┌──

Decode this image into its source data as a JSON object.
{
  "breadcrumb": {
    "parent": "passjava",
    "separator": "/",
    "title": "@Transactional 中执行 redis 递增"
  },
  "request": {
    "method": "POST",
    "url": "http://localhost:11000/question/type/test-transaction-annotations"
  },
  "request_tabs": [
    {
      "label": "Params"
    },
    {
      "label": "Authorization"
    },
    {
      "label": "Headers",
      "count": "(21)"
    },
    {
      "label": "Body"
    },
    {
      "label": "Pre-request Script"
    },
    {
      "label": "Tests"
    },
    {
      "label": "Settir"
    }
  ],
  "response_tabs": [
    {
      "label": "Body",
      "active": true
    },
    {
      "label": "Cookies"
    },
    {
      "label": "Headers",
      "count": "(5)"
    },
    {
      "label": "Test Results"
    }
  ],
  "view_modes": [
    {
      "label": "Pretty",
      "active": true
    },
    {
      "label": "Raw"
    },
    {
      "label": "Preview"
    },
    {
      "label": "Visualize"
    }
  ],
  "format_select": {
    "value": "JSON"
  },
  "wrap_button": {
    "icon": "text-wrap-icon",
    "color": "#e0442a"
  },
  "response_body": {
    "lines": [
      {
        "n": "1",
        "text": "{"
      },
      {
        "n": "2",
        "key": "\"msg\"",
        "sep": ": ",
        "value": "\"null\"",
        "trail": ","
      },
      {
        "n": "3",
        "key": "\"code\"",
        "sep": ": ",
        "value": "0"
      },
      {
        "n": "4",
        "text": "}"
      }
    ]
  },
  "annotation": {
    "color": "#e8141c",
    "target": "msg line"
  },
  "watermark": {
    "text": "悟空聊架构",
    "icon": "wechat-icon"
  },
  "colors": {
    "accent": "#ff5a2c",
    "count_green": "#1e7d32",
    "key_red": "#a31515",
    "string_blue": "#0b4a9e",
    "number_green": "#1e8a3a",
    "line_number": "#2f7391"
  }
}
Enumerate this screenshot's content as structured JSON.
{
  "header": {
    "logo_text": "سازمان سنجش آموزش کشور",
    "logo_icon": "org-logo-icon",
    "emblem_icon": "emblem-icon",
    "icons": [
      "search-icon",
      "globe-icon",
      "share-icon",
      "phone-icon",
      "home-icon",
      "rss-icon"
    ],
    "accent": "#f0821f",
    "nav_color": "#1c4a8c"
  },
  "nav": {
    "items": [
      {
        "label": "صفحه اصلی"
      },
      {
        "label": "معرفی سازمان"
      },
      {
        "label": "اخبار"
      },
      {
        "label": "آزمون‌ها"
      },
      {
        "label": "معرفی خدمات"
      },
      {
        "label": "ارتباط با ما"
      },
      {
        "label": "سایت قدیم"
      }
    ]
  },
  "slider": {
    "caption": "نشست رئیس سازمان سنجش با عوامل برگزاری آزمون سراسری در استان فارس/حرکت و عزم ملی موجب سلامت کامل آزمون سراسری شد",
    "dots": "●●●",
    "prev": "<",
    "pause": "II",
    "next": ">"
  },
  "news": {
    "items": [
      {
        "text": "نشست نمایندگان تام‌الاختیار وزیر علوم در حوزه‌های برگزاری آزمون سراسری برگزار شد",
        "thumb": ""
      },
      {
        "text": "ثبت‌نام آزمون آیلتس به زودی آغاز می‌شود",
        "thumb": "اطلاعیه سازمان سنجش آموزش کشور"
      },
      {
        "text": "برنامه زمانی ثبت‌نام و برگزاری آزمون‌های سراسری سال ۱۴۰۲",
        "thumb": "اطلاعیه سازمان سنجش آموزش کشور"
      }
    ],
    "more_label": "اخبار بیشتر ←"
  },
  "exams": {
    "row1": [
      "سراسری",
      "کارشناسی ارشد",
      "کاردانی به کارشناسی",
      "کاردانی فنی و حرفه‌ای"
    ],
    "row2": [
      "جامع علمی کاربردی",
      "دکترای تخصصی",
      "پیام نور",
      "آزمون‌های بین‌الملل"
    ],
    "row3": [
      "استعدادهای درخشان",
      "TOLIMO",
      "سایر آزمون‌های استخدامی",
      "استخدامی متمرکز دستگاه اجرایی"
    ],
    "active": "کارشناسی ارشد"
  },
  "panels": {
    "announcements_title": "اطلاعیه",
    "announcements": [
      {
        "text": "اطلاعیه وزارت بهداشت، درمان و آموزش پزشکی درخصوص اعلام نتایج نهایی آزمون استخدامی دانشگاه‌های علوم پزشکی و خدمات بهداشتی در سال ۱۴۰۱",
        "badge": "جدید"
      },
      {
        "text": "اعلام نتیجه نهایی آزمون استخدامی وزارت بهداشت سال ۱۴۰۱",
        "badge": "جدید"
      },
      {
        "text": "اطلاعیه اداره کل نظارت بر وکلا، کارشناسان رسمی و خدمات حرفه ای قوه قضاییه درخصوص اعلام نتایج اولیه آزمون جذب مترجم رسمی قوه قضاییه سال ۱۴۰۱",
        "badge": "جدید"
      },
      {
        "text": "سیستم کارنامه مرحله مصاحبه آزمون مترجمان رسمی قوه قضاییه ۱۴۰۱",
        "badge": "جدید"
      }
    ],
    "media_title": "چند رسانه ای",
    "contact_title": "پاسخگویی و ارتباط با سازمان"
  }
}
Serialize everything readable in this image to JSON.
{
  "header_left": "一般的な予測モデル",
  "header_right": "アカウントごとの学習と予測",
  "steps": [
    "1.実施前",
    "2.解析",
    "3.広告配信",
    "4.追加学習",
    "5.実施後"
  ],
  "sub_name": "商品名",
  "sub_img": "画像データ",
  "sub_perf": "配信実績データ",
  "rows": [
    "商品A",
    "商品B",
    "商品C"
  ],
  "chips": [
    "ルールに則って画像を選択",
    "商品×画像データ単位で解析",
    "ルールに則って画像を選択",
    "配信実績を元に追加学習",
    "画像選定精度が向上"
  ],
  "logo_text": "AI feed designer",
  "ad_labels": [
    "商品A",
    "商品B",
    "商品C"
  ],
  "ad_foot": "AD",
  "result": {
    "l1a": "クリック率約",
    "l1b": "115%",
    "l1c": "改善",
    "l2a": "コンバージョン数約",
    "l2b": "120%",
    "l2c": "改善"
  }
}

└──

Request: Count the lines that hold the string "وزارت", and reply with that number alone.

Complete answer: 2